++++ Record set ++++
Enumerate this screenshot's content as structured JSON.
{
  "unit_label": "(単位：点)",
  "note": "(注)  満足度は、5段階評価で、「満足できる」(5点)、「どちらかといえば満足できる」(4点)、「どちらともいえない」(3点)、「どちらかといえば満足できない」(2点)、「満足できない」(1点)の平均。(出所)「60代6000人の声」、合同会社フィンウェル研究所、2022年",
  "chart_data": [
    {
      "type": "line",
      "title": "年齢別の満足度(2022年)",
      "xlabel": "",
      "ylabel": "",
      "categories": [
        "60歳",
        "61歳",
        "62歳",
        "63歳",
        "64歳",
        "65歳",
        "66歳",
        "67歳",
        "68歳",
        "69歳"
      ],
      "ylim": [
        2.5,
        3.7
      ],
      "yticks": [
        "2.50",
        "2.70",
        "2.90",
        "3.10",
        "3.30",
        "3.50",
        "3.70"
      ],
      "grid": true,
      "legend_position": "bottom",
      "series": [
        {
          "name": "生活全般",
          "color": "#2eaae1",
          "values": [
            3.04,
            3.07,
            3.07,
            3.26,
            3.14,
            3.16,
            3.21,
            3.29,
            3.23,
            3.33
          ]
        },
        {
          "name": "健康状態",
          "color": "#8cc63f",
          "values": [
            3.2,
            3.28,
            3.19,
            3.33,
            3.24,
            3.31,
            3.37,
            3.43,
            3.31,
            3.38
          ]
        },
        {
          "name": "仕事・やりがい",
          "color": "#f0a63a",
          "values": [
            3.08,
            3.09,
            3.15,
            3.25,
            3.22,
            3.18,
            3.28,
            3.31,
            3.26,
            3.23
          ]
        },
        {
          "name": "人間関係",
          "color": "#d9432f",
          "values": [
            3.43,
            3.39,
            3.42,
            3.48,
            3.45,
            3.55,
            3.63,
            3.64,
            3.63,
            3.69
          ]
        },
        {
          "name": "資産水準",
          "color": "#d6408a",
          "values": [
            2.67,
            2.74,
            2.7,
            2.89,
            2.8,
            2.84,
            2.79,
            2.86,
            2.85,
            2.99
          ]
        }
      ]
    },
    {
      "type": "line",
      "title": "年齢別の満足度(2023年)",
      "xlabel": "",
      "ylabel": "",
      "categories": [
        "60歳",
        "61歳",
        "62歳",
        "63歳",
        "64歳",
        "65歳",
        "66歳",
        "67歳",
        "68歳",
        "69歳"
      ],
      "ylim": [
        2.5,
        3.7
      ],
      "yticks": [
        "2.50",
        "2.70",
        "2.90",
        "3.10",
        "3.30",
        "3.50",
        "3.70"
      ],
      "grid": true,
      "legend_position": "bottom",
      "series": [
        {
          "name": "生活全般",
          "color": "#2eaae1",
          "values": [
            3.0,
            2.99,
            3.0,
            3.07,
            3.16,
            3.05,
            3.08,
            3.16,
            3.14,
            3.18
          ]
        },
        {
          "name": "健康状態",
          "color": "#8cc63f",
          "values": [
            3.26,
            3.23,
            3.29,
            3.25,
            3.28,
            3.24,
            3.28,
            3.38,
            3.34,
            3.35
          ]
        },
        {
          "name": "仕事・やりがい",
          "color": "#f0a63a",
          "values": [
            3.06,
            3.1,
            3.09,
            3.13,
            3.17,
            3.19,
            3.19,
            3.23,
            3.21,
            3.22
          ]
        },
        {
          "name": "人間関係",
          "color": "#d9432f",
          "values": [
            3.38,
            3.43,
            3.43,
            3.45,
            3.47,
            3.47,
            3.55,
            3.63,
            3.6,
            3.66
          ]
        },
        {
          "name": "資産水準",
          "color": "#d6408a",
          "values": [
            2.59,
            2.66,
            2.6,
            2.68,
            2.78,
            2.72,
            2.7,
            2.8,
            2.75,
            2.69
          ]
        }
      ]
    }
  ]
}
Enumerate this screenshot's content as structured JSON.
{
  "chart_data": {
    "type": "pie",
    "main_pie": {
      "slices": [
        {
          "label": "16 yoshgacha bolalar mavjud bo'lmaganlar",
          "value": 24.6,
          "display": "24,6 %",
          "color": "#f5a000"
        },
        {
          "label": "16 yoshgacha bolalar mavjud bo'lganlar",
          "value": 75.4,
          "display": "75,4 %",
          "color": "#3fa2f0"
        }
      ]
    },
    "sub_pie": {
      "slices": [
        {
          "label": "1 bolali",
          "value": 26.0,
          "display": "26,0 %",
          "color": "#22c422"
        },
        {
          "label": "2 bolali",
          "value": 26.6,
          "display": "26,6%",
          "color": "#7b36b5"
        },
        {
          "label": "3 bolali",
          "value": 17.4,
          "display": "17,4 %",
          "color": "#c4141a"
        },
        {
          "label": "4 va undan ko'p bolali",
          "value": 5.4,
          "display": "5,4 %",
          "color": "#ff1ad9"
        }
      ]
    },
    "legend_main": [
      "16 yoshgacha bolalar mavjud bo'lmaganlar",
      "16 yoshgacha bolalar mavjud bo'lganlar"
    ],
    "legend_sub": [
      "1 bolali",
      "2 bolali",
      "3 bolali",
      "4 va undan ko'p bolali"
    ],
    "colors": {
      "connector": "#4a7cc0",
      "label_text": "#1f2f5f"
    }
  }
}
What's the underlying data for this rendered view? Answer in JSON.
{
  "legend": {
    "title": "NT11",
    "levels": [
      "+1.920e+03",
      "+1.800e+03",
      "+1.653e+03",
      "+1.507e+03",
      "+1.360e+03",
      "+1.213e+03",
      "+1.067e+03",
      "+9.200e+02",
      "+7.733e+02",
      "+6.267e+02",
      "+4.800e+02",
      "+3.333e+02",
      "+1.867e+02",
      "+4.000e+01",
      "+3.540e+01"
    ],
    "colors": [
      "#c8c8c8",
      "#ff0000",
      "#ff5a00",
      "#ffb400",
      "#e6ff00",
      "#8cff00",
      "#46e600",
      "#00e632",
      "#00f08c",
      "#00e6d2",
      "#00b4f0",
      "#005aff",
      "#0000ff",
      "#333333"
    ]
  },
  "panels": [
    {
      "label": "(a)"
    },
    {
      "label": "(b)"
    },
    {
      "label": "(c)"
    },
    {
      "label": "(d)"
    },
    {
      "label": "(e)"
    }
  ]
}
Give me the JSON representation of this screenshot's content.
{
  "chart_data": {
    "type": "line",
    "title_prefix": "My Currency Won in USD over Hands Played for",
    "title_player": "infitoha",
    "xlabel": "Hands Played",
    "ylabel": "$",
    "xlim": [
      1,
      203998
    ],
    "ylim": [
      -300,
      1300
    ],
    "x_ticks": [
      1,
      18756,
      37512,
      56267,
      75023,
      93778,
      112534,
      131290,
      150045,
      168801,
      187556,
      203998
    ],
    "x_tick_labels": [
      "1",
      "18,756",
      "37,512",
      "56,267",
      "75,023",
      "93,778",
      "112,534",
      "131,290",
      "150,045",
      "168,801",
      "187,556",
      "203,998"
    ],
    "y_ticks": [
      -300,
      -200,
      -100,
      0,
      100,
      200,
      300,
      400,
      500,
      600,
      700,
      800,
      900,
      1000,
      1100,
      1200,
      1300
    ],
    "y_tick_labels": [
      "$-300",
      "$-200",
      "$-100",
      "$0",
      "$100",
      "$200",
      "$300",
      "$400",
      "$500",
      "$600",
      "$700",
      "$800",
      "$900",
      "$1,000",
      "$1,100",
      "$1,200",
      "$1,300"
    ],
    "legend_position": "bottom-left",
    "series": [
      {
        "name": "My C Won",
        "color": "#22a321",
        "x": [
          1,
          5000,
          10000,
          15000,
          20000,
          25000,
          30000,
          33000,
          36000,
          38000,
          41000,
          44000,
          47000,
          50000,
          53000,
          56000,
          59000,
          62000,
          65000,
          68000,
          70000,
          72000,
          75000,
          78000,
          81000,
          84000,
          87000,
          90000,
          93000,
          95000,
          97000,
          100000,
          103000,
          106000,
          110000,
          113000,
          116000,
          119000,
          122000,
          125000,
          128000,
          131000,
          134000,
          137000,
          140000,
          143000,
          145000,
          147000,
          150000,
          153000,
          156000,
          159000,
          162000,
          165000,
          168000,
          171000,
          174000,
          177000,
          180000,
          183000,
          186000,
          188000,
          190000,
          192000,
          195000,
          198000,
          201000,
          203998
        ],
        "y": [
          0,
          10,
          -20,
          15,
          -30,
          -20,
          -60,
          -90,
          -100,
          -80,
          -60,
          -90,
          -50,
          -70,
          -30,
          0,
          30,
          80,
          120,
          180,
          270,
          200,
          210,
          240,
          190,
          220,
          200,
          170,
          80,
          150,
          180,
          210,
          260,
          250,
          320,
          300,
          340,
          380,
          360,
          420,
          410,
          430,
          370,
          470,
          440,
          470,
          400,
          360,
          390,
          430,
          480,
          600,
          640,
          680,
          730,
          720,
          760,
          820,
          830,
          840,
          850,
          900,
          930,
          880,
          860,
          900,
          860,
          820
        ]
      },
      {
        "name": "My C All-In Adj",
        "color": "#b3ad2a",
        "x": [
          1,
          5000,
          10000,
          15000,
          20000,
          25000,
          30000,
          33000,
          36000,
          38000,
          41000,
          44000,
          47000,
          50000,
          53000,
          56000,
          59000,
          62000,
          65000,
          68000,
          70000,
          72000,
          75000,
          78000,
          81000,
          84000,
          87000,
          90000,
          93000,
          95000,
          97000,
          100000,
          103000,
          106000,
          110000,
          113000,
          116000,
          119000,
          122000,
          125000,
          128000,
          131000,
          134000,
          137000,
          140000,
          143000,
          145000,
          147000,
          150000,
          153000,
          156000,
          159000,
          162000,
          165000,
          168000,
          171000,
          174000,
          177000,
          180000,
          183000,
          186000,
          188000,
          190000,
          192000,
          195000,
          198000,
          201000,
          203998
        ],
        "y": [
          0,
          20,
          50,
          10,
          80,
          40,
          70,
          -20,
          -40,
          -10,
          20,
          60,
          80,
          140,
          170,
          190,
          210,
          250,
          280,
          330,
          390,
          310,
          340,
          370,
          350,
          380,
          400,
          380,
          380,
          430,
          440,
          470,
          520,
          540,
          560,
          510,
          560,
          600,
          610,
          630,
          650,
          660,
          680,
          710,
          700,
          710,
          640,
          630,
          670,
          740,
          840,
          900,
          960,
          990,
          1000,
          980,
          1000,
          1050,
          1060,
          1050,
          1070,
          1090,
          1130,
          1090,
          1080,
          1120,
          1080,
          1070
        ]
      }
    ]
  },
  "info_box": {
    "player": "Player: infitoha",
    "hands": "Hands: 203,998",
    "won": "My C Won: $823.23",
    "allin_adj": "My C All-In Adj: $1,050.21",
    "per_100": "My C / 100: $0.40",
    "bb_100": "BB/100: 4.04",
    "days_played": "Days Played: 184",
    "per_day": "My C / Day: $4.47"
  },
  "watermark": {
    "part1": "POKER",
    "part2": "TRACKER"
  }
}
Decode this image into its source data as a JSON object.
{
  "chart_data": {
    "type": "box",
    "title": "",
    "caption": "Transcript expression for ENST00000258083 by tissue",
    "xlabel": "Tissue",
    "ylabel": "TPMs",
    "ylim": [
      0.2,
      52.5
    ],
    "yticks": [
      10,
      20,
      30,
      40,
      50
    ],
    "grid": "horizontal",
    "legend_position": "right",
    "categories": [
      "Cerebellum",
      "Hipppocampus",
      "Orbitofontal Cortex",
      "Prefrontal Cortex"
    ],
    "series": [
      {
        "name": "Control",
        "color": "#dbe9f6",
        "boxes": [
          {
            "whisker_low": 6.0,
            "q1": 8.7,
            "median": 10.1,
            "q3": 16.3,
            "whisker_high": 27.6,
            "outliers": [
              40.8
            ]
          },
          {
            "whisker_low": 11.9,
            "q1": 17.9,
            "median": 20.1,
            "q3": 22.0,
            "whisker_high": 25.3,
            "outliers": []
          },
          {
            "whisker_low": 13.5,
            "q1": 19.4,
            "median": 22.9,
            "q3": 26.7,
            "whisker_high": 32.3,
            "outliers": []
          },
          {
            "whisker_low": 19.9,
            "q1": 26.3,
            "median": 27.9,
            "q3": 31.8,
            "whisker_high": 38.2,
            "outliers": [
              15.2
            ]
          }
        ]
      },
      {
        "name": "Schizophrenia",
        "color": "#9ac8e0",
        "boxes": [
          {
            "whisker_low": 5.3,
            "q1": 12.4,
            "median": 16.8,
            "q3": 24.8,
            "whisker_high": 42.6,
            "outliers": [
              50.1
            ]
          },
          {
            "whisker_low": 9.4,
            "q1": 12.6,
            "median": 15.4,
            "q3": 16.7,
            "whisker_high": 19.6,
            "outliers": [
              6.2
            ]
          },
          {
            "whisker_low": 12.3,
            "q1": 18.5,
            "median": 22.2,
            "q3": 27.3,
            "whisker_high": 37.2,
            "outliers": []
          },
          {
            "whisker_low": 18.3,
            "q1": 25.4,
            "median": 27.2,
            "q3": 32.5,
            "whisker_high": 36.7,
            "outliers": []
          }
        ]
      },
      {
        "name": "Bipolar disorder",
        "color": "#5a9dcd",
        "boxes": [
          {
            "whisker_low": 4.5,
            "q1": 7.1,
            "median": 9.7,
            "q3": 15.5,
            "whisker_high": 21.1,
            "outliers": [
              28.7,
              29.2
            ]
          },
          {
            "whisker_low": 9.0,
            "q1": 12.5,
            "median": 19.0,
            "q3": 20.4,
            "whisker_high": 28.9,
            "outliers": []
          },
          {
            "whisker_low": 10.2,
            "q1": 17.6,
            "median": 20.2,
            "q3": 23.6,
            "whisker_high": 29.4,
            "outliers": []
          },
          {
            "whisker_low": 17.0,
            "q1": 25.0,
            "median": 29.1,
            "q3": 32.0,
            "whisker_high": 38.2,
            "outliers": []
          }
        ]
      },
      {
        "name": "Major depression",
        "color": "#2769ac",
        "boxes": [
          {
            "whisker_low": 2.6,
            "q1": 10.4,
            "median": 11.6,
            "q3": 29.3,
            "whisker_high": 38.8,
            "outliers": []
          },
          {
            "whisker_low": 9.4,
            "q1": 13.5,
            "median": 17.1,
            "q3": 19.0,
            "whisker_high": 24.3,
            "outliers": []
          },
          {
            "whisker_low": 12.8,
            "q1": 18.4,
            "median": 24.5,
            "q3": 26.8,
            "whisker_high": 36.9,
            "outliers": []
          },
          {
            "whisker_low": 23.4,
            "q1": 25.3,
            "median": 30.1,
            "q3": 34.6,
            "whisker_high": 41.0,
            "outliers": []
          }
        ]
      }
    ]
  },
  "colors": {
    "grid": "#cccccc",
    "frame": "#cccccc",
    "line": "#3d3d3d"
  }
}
++++
• _Exercise details_:
Out of the material above, select every line that holds the string "display".

• _The solution_:
          "display": "24,6 %",
          "display": "75,4 %",
          "display": "26,0 %",
          "display": "26,6%",
          "display": "17,4 %",
          "display": "5,4 %",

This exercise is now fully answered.